* [Written task] State how many lines of the records contain the string "timeout", and give no other information.

Stored items from a collection:
** Begin **

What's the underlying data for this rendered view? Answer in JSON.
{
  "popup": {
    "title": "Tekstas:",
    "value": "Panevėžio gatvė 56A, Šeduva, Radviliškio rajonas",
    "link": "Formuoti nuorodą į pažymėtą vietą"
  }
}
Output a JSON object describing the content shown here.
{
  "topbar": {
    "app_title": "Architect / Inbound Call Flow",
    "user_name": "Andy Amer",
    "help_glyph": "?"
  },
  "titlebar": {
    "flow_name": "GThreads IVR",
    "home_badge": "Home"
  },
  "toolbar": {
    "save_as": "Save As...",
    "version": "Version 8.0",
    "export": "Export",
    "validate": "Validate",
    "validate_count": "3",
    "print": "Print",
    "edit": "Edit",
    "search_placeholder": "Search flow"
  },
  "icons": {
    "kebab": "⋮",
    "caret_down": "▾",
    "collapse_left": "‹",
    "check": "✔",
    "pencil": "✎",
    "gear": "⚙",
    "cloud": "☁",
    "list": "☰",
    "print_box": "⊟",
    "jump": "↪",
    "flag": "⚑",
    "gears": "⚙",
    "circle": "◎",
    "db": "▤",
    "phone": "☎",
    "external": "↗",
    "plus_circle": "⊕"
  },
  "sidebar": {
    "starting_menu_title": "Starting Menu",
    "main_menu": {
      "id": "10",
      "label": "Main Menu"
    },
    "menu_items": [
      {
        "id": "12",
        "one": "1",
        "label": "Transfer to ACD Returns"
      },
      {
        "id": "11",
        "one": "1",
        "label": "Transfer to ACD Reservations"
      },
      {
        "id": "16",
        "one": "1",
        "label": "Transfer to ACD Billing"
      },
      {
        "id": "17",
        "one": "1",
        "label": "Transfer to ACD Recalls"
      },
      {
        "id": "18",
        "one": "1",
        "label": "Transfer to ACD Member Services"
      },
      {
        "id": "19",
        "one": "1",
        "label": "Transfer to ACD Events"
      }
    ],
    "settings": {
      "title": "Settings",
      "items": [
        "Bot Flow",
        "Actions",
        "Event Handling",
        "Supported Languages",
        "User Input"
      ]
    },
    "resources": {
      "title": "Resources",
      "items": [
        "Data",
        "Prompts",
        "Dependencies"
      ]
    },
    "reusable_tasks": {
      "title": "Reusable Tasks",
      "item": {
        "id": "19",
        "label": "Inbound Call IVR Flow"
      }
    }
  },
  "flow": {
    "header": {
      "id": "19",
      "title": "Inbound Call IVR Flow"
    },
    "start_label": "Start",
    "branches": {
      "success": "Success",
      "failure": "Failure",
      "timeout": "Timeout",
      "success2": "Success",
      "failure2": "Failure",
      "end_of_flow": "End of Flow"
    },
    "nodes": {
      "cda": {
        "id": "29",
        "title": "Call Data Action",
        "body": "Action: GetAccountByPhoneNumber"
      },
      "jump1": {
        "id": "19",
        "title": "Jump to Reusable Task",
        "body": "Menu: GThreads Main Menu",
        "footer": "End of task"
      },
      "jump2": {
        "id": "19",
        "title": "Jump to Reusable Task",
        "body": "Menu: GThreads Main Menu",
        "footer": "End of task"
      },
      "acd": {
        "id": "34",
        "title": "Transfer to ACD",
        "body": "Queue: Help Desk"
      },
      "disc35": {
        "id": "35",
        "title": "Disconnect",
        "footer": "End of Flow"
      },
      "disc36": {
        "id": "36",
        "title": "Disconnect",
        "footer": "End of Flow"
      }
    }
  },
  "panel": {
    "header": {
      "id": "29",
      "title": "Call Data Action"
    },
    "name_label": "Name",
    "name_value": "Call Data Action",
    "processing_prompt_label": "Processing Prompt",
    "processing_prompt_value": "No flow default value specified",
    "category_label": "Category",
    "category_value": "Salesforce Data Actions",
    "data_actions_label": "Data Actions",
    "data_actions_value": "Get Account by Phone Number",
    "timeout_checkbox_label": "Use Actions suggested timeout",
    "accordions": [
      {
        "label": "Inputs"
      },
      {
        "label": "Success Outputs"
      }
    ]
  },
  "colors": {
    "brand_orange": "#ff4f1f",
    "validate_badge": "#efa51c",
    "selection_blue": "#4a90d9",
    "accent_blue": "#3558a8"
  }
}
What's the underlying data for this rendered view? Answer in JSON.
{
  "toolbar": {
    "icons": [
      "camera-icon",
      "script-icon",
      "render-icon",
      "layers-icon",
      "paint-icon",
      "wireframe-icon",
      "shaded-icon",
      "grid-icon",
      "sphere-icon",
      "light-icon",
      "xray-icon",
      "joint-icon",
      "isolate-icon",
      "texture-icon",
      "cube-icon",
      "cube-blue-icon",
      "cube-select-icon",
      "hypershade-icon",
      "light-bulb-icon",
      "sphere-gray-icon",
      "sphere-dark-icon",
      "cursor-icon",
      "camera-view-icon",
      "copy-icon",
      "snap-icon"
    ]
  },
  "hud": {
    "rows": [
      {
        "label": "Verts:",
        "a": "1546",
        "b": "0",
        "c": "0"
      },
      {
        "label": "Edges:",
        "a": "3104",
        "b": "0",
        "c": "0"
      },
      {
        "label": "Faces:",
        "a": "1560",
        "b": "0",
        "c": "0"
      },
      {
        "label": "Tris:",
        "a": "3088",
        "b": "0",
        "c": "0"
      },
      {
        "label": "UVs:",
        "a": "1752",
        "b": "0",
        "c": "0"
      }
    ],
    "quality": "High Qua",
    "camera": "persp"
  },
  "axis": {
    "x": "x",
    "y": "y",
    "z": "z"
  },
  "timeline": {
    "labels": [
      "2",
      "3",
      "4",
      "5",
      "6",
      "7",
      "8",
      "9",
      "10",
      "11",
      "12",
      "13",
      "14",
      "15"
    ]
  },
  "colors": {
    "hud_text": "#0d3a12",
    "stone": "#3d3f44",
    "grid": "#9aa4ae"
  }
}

** End **

* [Problem solution] 2